Stored data entries
__________
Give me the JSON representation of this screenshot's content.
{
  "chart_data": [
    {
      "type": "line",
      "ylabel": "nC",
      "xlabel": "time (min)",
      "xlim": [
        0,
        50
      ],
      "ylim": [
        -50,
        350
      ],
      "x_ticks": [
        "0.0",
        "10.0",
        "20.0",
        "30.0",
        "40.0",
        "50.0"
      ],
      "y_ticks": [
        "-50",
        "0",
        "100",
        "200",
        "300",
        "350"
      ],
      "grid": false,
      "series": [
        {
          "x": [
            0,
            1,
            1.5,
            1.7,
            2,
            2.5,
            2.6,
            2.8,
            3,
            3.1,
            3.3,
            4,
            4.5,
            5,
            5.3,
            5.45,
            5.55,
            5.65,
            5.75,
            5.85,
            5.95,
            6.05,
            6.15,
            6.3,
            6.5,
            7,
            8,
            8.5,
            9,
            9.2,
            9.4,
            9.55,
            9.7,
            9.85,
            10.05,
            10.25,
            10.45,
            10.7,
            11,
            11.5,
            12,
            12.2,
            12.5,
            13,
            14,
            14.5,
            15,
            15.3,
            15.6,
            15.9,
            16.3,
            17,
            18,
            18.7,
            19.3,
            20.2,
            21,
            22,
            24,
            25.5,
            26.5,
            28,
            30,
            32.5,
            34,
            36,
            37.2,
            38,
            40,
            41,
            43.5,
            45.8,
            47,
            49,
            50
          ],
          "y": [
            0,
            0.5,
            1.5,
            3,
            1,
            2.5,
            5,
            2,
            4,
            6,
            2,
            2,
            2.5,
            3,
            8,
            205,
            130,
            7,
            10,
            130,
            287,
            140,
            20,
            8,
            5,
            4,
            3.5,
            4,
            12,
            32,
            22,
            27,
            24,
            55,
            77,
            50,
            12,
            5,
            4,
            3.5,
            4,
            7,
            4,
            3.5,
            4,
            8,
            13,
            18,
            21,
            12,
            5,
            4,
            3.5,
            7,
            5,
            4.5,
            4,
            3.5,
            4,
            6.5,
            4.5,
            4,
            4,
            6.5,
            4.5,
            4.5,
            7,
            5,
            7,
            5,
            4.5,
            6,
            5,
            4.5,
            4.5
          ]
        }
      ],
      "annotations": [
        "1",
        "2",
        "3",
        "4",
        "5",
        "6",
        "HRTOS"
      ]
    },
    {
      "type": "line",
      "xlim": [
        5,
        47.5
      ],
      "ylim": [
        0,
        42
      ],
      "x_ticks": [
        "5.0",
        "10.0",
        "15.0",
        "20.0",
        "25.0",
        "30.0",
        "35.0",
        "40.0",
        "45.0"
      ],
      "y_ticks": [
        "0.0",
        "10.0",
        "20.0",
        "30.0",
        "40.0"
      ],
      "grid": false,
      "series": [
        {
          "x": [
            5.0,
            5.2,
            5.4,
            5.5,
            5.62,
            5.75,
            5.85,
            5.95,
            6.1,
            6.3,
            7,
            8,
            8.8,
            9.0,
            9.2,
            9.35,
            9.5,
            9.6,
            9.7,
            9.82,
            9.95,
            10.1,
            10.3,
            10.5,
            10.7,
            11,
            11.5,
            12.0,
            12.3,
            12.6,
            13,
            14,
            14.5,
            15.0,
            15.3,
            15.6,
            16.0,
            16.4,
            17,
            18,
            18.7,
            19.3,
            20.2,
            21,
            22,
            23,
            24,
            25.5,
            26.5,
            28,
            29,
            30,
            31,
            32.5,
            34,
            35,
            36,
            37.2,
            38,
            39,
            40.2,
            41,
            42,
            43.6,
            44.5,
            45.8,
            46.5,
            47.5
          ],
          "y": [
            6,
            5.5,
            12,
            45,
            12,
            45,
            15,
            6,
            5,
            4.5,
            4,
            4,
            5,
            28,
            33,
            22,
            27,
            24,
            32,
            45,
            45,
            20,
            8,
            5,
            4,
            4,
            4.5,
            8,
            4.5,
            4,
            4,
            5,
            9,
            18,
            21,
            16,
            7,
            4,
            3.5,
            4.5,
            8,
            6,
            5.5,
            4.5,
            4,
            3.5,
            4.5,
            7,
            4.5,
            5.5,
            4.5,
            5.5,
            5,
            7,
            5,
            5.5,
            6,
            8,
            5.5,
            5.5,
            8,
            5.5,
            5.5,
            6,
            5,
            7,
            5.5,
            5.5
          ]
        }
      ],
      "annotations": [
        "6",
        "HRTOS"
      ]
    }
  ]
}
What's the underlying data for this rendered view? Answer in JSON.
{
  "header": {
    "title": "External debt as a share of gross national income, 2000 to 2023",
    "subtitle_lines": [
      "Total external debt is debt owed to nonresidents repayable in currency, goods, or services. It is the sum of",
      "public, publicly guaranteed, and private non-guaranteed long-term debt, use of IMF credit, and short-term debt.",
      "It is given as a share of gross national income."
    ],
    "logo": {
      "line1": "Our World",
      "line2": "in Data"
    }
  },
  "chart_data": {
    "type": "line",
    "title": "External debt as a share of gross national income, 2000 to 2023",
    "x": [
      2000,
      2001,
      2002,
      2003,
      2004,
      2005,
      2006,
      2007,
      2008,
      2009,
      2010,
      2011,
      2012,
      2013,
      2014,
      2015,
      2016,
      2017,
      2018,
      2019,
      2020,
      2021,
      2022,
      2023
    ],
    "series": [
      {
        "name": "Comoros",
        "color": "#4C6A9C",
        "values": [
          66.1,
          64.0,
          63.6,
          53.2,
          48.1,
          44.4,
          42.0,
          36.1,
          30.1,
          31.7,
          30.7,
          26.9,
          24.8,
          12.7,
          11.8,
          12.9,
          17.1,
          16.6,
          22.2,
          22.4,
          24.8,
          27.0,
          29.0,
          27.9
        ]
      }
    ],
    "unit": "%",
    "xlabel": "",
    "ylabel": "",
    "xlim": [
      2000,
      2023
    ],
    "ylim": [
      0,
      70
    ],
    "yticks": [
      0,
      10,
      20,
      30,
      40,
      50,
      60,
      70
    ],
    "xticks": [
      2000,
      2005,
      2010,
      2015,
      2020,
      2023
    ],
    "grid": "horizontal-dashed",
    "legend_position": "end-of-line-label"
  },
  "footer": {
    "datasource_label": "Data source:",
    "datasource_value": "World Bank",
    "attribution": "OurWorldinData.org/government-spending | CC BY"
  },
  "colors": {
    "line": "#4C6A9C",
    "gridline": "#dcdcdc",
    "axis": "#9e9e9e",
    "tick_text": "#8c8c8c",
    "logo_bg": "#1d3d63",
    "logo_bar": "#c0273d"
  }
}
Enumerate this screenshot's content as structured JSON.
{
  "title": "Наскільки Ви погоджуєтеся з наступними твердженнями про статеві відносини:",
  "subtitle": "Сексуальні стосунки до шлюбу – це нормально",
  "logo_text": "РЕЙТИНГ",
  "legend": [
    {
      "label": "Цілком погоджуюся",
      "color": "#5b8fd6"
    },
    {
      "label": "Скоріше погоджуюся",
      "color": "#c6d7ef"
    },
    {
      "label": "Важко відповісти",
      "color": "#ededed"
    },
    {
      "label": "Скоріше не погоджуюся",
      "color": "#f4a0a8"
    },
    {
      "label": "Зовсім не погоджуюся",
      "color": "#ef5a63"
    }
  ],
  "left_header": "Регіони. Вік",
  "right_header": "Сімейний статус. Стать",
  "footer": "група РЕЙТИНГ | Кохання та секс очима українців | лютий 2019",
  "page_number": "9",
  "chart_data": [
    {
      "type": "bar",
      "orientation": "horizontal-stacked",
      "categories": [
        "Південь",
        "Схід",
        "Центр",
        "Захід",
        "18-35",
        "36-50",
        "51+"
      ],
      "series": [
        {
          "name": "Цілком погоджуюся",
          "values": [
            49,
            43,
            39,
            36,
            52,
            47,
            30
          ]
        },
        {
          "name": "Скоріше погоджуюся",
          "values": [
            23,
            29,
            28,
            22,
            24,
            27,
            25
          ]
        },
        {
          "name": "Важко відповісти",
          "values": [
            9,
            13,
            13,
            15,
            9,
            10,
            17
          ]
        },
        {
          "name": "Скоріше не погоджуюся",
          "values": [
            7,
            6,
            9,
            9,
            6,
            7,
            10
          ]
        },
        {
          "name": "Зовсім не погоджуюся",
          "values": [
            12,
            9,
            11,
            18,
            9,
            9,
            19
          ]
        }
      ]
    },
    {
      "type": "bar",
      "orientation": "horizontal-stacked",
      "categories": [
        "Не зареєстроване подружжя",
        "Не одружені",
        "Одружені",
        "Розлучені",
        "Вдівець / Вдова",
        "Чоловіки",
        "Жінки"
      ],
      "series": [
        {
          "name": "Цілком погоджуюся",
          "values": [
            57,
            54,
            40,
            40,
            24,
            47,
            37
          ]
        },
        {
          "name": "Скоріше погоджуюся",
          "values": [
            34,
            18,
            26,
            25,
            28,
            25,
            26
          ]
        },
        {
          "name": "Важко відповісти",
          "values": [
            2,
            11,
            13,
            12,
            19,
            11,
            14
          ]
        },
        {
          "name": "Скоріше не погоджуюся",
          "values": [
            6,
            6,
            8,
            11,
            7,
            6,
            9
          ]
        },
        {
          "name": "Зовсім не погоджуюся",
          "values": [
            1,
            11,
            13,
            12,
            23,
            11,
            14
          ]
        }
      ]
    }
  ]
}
__________
> **REQUIREMENT**
Copy out every line of the data that includes the word "РЕЙТИНГ".

> **TASK SOLUTION**
  "logo_text": "РЕЙТИНГ",
  "footer": "група РЕЙТИНГ | Кохання та секс очима українців | лютий 2019",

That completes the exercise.